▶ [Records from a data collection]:
= = = =

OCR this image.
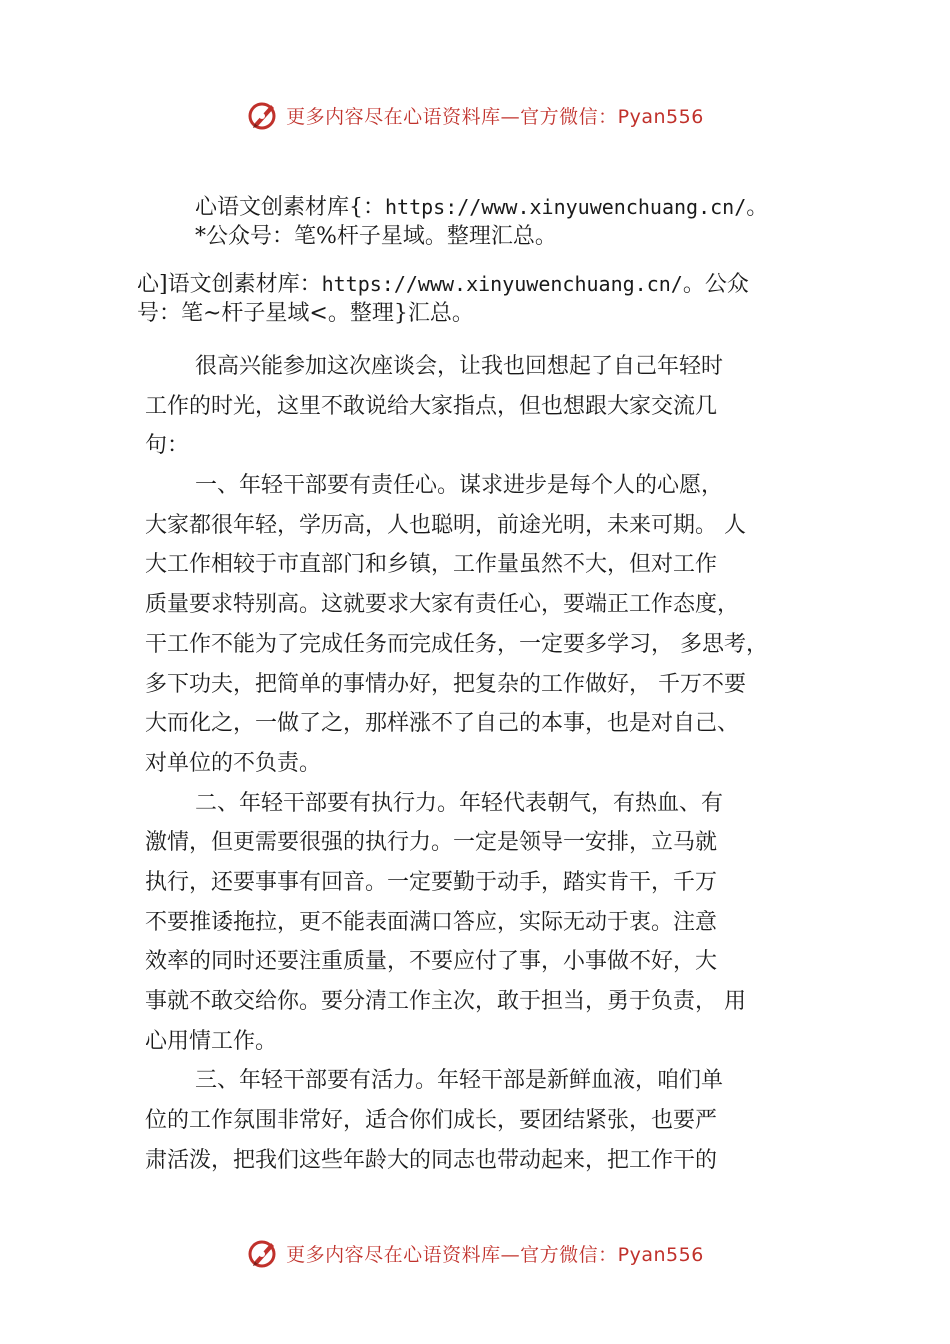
更多内容尽在心语资料库—官方微信：Pyan556
心语文创素材库{：https://www.xinyuwenchuang.cn/。
*公众号：笔%杆子星域。整理汇总。
心]语文创素材库：https://www.xinyuwenchuang.cn/。公众
号：笔~杆子星域<。整理}汇总。
很高兴能参加这次座谈会，让我也回想起了自己年轻时
工作的时光，这里不敢说给大家指点，但也想跟大家交流几
句：
一、年轻干部要有责任心。谋求进步是每个人的心愿，
大家都很年轻，学历高，人也聪明，前途光明，未来可期。 人
大工作相较于市直部门和乡镇，工作量虽然不大，但对工作
质量要求特别高。这就要求大家有责任心，要端正工作态度，
干工作不能为了完成任务而完成任务，一定要多学习， 多思考，
多下功夫，把简单的事情办好，把复杂的工作做好， 千万不要
大而化之，一做了之，那样涨不了自己的本事，也是对自己、
对单位的不负责。
二、年轻干部要有执行力。年轻代表朝气，有热血、有
激情，但更需要很强的执行力。一定是领导一安排，立马就
执行，还要事事有回音。一定要勤于动手，踏实肯干，千万
不要推诿拖拉，更不能表面满口答应，实际无动于衷。注意
效率的同时还要注重质量，不要应付了事，小事做不好，大
事就不敢交给你。要分清工作主次，敢于担当，勇于负责， 用
心用情工作。
三、年轻干部要有活力。年轻干部是新鲜血液，咱们单
位的工作氛围非常好，适合你们成长，要团结紧张，也要严
肃活泼，把我们这些年龄大的同志也带动起来，把工作干的
更多内容尽在心语资料库—官方微信：Pyan556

= = = =

▶ [GOAL]:
Check each line of the entries for the string "https". Copy the lines that have it.

▶ [IN RESPONSE]:
心语文创素材库{：https://www.xinyuwenchuang.cn/。
心]语文创素材库：https://www.xinyuwenchuang.cn/。公众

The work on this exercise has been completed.